• **YOUR TASK**: Transcribe the records in full, keeping every character as it is.

• **EXTRACTED INFORMATION**:

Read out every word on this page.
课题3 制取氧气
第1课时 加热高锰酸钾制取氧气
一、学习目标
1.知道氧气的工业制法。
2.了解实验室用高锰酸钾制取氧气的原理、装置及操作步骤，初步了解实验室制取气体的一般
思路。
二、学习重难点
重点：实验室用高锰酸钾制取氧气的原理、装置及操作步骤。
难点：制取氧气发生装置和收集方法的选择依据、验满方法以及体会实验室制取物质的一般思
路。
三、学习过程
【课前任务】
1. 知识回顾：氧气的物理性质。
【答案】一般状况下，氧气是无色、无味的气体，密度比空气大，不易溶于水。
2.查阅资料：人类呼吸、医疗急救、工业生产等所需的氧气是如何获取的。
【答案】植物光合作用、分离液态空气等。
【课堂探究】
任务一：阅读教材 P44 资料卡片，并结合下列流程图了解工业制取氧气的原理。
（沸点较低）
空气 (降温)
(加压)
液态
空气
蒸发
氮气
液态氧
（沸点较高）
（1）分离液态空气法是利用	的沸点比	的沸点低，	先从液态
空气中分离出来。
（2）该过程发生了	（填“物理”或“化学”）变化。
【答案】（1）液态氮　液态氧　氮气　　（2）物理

• **RESPONSE**:
Read out every word on this page.
课题3 制取氧气
第1课时 加热高锰酸钾制取氧气
一、学习目标
1.知道氧气的工业制法。
2.了解实验室用高锰酸钾制取氧气的原理、装置及操作步骤，初步了解实验室制取气体的一般
思路。
二、学习重难点
重点：实验室用高锰酸钾制取氧气的原理、装置及操作步骤。
难点：制取氧气发生装置和收集方法的选择依据、验满方法以及体会实验室制取物质的一般思
路。
三、学习过程
【课前任务】
1. 知识回顾：氧气的物理性质。
【答案】一般状况下，氧气是无色、无味的气体，密度比空气大，不易溶于水。
2.查阅资料：人类呼吸、医疗急救、工业生产等所需的氧气是如何获取的。
【答案】植物光合作用、分离液态空气等。
【课堂探究】
任务一：阅读教材 P44 资料卡片，并结合下列流程图了解工业制取氧气的原理。
（沸点较低）
空气 (降温)
(加压)
液态
空气
蒸发
氮气
液态氧
（沸点较高）
（1）分离液态空气法是利用	的沸点比	的沸点低，	先从液态
空气中分离出来。
（2）该过程发生了	（填“物理”或“化学”）变化。
【答案】（1）液态氮　液态氧　氮气　　（2）物理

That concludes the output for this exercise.